— begin Material for this exercise —

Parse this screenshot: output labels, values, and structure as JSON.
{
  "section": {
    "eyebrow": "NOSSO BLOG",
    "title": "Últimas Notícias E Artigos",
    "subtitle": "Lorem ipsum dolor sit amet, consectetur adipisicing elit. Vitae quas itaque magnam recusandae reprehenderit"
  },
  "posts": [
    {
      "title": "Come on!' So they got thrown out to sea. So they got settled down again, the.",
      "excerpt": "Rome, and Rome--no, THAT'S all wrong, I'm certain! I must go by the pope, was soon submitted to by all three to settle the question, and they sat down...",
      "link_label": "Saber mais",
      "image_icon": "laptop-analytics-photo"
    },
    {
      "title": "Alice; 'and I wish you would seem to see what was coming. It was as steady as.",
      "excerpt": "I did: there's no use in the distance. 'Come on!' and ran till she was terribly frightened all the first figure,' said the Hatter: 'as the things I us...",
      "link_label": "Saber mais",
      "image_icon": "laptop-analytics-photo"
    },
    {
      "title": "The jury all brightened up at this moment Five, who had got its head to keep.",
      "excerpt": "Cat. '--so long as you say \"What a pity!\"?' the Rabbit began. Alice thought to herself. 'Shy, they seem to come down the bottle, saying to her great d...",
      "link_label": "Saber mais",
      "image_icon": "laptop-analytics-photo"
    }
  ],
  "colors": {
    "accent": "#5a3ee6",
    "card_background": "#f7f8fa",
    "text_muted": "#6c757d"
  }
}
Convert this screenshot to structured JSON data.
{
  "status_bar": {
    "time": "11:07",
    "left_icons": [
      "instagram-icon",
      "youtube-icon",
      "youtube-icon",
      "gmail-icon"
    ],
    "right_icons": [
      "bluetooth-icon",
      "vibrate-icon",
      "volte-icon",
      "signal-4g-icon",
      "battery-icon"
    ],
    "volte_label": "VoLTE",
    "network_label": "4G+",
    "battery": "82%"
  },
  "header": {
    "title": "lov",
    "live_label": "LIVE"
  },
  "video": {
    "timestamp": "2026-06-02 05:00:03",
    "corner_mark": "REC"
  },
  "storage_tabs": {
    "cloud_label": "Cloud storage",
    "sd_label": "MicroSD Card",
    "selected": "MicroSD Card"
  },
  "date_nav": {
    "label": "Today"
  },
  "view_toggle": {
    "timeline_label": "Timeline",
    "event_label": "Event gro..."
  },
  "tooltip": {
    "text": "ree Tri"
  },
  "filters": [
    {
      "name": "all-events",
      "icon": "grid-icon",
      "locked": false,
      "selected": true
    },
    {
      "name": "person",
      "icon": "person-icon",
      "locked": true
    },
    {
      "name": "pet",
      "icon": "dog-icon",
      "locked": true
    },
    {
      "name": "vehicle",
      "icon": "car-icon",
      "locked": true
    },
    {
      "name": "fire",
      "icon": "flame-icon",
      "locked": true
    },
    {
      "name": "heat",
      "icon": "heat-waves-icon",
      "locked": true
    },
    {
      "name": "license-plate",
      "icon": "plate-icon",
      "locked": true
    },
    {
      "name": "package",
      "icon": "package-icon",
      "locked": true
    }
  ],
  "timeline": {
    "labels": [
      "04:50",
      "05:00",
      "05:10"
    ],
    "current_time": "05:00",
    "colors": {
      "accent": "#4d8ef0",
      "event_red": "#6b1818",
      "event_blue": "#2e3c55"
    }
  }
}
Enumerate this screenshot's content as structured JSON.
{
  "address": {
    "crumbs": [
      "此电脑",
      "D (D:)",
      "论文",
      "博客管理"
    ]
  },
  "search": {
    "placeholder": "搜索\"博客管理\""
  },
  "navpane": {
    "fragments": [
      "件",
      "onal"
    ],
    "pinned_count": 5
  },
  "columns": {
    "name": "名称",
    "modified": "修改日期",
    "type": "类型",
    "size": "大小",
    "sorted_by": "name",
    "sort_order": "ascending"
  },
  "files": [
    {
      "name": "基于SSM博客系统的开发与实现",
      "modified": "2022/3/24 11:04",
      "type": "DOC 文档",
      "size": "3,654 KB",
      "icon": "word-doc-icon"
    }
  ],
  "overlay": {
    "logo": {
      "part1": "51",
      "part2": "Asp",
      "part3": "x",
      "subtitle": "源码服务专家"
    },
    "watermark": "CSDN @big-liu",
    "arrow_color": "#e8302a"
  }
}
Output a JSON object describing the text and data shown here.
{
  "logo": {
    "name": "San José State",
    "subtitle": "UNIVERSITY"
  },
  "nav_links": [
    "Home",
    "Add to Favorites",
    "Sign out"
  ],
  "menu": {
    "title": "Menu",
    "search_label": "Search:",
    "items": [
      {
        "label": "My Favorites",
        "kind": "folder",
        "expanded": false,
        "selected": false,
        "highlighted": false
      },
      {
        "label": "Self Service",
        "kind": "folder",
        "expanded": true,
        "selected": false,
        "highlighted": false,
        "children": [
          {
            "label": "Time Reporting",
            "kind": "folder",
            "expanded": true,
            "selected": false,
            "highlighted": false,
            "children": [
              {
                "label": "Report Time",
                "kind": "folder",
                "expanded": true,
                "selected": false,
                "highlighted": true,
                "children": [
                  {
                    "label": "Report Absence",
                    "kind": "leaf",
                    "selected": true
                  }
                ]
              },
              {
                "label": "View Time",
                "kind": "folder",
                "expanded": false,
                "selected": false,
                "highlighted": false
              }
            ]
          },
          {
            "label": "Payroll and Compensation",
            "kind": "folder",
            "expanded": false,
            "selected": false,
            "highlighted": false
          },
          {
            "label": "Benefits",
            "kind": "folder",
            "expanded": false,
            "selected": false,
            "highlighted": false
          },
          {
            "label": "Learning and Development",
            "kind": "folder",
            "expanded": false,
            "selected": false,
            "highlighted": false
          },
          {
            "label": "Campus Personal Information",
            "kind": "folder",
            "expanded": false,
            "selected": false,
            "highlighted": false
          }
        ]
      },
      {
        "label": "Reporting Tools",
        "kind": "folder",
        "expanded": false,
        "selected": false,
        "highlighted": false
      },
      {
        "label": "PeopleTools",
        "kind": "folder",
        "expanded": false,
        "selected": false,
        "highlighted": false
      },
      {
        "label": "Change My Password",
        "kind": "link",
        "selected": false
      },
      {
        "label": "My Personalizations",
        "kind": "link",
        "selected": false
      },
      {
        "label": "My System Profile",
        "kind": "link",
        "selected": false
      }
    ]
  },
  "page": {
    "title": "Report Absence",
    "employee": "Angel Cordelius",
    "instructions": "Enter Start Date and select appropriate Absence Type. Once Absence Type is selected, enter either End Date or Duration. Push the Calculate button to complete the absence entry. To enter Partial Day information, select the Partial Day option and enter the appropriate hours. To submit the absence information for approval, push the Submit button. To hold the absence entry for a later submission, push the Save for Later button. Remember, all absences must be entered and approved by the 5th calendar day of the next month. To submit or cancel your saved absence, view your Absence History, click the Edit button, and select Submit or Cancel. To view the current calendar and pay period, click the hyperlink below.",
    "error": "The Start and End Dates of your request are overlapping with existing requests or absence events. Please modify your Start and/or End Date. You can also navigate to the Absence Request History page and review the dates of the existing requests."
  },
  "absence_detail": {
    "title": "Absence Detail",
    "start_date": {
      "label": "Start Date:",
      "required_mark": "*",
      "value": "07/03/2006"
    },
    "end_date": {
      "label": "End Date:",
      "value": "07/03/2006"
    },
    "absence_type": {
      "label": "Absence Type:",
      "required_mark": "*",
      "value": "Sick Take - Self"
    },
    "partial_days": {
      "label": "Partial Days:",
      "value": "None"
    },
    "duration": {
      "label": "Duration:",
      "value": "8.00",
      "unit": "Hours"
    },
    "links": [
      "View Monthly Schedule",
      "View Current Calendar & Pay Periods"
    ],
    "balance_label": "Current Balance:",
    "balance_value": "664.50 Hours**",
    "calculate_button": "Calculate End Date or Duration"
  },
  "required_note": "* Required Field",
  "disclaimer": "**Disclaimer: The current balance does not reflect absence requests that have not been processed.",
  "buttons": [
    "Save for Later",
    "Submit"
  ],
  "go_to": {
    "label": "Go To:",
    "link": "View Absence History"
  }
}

— end Material for this exercise —

• [Set task]:
Find the string "Reporting" in the records, then copy each line where it occurs.

• [Answer for the task]:
            "label": "Time Reporting",
        "label": "Reporting Tools",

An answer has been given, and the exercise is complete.